GIVEN REQUEST: Write only the number of lines holding the string "desc".

● ● ● ● ● ● ●

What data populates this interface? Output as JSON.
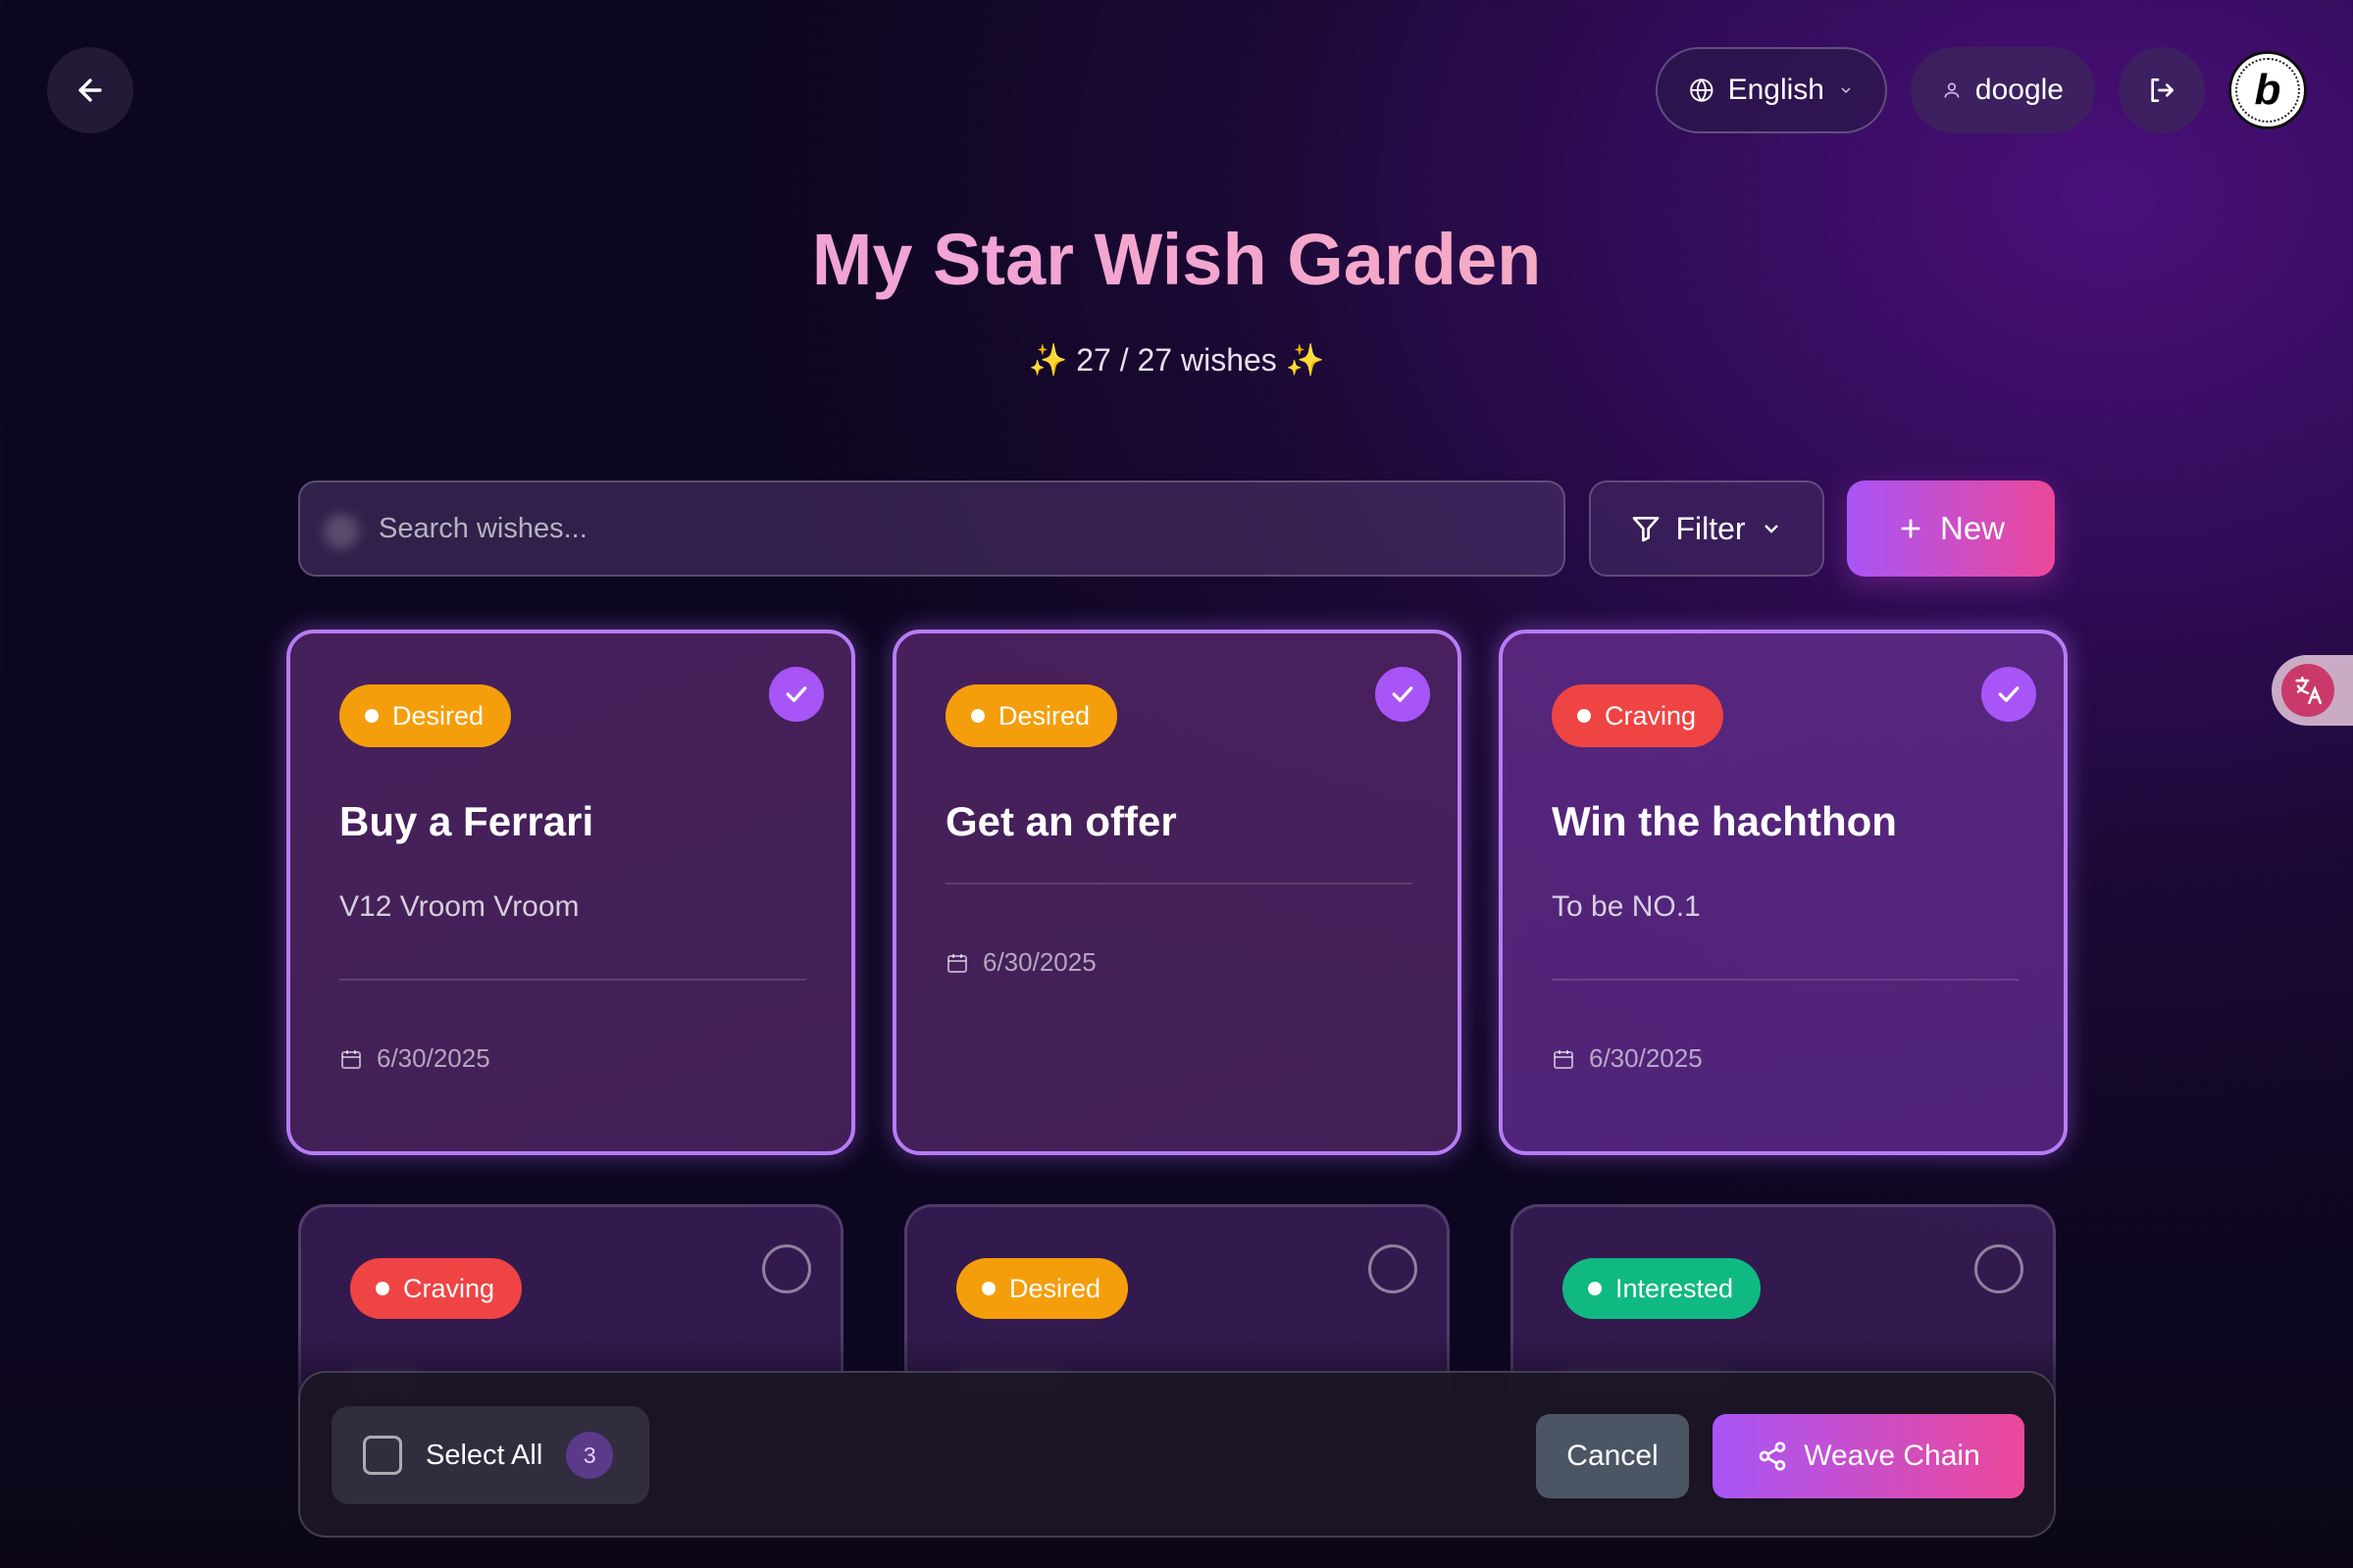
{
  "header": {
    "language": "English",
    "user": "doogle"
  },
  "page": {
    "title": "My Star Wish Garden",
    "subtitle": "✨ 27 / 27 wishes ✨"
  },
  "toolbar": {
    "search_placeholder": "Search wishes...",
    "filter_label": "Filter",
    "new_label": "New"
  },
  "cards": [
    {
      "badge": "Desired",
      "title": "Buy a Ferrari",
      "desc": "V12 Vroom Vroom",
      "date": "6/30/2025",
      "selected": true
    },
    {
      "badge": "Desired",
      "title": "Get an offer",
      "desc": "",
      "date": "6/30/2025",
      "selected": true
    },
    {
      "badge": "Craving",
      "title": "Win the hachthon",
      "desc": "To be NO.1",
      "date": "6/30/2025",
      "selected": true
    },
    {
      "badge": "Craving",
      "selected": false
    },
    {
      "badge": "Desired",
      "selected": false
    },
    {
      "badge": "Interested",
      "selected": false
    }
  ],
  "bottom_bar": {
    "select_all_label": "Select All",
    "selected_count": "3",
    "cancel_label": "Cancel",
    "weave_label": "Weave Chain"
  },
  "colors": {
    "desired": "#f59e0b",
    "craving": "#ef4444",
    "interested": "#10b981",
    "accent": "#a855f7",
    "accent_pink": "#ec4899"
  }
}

● ● ● ● ● ● ●

TASK ANSWER: 3